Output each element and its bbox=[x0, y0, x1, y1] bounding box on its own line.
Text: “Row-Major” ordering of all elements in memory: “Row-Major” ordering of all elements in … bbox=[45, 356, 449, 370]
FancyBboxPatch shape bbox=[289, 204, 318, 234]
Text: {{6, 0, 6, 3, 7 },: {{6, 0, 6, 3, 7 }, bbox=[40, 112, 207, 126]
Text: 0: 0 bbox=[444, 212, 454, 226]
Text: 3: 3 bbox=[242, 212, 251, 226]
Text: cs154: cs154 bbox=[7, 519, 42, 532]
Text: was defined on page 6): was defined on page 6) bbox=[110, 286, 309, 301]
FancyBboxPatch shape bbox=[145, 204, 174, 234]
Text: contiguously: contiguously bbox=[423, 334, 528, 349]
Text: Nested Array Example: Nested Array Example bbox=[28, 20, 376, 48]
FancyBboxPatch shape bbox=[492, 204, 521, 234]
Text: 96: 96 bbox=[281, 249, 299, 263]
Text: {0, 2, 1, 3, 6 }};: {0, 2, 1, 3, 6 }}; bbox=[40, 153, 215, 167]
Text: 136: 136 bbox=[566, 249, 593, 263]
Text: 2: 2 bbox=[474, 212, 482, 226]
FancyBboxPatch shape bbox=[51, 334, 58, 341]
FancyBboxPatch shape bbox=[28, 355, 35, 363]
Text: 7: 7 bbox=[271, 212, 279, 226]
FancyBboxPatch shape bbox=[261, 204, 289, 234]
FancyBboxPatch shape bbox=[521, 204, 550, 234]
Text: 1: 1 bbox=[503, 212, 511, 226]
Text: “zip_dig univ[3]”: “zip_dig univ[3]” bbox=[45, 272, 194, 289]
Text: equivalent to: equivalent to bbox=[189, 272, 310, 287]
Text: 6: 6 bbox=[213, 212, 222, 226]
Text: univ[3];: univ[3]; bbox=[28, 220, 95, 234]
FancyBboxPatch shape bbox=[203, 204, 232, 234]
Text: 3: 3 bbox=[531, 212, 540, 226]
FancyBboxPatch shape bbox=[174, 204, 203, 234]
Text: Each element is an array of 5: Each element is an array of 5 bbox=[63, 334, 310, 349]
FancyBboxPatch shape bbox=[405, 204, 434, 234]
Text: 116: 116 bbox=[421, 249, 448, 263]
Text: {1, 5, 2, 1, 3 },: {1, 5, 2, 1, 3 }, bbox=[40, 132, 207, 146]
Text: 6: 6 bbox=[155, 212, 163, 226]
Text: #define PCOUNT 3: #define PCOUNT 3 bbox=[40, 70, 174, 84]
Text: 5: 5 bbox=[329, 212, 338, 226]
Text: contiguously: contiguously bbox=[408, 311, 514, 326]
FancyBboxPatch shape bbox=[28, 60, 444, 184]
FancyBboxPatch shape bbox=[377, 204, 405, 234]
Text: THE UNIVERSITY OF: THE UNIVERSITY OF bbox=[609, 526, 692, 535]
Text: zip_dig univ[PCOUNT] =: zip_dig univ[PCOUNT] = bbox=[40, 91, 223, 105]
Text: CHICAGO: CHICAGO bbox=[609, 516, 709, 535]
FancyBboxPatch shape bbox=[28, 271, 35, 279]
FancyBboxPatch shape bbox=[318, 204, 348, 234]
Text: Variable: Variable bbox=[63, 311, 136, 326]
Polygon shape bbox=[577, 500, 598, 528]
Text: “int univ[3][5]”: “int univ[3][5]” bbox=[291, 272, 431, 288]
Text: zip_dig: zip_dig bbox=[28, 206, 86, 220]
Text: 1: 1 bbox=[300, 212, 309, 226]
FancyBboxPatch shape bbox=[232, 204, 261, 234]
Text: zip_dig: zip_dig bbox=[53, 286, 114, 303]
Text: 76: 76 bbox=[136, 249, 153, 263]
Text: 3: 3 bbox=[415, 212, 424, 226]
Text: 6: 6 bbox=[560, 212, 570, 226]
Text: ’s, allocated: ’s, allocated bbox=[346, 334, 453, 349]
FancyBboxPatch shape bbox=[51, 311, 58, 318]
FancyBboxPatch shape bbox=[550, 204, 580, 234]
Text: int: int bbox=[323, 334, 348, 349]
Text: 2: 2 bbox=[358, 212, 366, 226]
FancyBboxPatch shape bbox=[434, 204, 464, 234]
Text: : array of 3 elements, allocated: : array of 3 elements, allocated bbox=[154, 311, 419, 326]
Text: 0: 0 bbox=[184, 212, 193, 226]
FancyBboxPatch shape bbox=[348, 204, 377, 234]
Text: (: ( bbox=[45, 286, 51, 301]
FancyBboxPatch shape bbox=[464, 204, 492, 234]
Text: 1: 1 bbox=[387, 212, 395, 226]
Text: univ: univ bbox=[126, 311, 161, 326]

• [GOAL] Can you copy every line of the records above character for character, in the same order?

• [TASK ANSWER]
Output each element and its bbox=[x0, y0, x1, y1] bounding box on its own line.
Text: “Row-Major” ordering of all elements in memory: “Row-Major” ordering of all elements in … bbox=[45, 356, 449, 370]
FancyBboxPatch shape bbox=[289, 204, 318, 234]
Text: {{6, 0, 6, 3, 7 },: {{6, 0, 6, 3, 7 }, bbox=[40, 112, 207, 126]
Text: 0: 0 bbox=[444, 212, 454, 226]
Text: 3: 3 bbox=[242, 212, 251, 226]
Text: cs154: cs154 bbox=[7, 519, 42, 532]
Text: was defined on page 6): was defined on page 6) bbox=[110, 286, 309, 301]
FancyBboxPatch shape bbox=[145, 204, 174, 234]
Text: contiguously: contiguously bbox=[423, 334, 528, 349]
Text: Nested Array Example: Nested Array Example bbox=[28, 20, 376, 48]
FancyBboxPatch shape bbox=[492, 204, 521, 234]
Text: 96: 96 bbox=[281, 249, 299, 263]
Text: {0, 2, 1, 3, 6 }};: {0, 2, 1, 3, 6 }}; bbox=[40, 153, 215, 167]
Text: 136: 136 bbox=[566, 249, 593, 263]
Text: 2: 2 bbox=[474, 212, 482, 226]
FancyBboxPatch shape bbox=[51, 334, 58, 341]
FancyBboxPatch shape bbox=[28, 355, 35, 363]
Text: 7: 7 bbox=[271, 212, 279, 226]
FancyBboxPatch shape bbox=[261, 204, 289, 234]
FancyBboxPatch shape bbox=[521, 204, 550, 234]
Text: 1: 1 bbox=[503, 212, 511, 226]
Text: “zip_dig univ[3]”: “zip_dig univ[3]” bbox=[45, 272, 194, 289]
Text: equivalent to: equivalent to bbox=[189, 272, 310, 287]
Text: 6: 6 bbox=[213, 212, 222, 226]
Text: univ[3];: univ[3]; bbox=[28, 220, 95, 234]
FancyBboxPatch shape bbox=[203, 204, 232, 234]
Text: 3: 3 bbox=[531, 212, 540, 226]
FancyBboxPatch shape bbox=[174, 204, 203, 234]
Text: Each element is an array of 5: Each element is an array of 5 bbox=[63, 334, 310, 349]
FancyBboxPatch shape bbox=[405, 204, 434, 234]
Text: 116: 116 bbox=[421, 249, 448, 263]
Text: {1, 5, 2, 1, 3 },: {1, 5, 2, 1, 3 }, bbox=[40, 132, 207, 146]
Text: 6: 6 bbox=[155, 212, 163, 226]
Text: #define PCOUNT 3: #define PCOUNT 3 bbox=[40, 70, 174, 84]
Text: 5: 5 bbox=[329, 212, 338, 226]
Text: contiguously: contiguously bbox=[408, 311, 514, 326]
FancyBboxPatch shape bbox=[28, 60, 444, 184]
FancyBboxPatch shape bbox=[377, 204, 405, 234]
Text: THE UNIVERSITY OF: THE UNIVERSITY OF bbox=[609, 526, 692, 535]
Text: zip_dig univ[PCOUNT] =: zip_dig univ[PCOUNT] = bbox=[40, 91, 223, 105]
Text: CHICAGO: CHICAGO bbox=[609, 516, 709, 535]
FancyBboxPatch shape bbox=[28, 271, 35, 279]
FancyBboxPatch shape bbox=[318, 204, 348, 234]
Text: Variable: Variable bbox=[63, 311, 136, 326]
Polygon shape bbox=[577, 500, 598, 528]
Text: “int univ[3][5]”: “int univ[3][5]” bbox=[291, 272, 431, 288]
Text: zip_dig: zip_dig bbox=[28, 206, 86, 220]
Text: 1: 1 bbox=[300, 212, 309, 226]
FancyBboxPatch shape bbox=[232, 204, 261, 234]
Text: zip_dig: zip_dig bbox=[53, 286, 114, 303]
Text: 76: 76 bbox=[136, 249, 153, 263]
Text: 3: 3 bbox=[415, 212, 424, 226]
Text: 6: 6 bbox=[560, 212, 570, 226]
Text: ’s, allocated: ’s, allocated bbox=[346, 334, 453, 349]
FancyBboxPatch shape bbox=[51, 311, 58, 318]
FancyBboxPatch shape bbox=[550, 204, 580, 234]
Text: int: int bbox=[323, 334, 348, 349]
Text: 2: 2 bbox=[358, 212, 366, 226]
FancyBboxPatch shape bbox=[434, 204, 464, 234]
Text: : array of 3 elements, allocated: : array of 3 elements, allocated bbox=[154, 311, 419, 326]
Text: 0: 0 bbox=[184, 212, 193, 226]
FancyBboxPatch shape bbox=[348, 204, 377, 234]
Text: (: ( bbox=[45, 286, 51, 301]
FancyBboxPatch shape bbox=[464, 204, 492, 234]
Text: 1: 1 bbox=[387, 212, 395, 226]
Text: univ: univ bbox=[126, 311, 161, 326]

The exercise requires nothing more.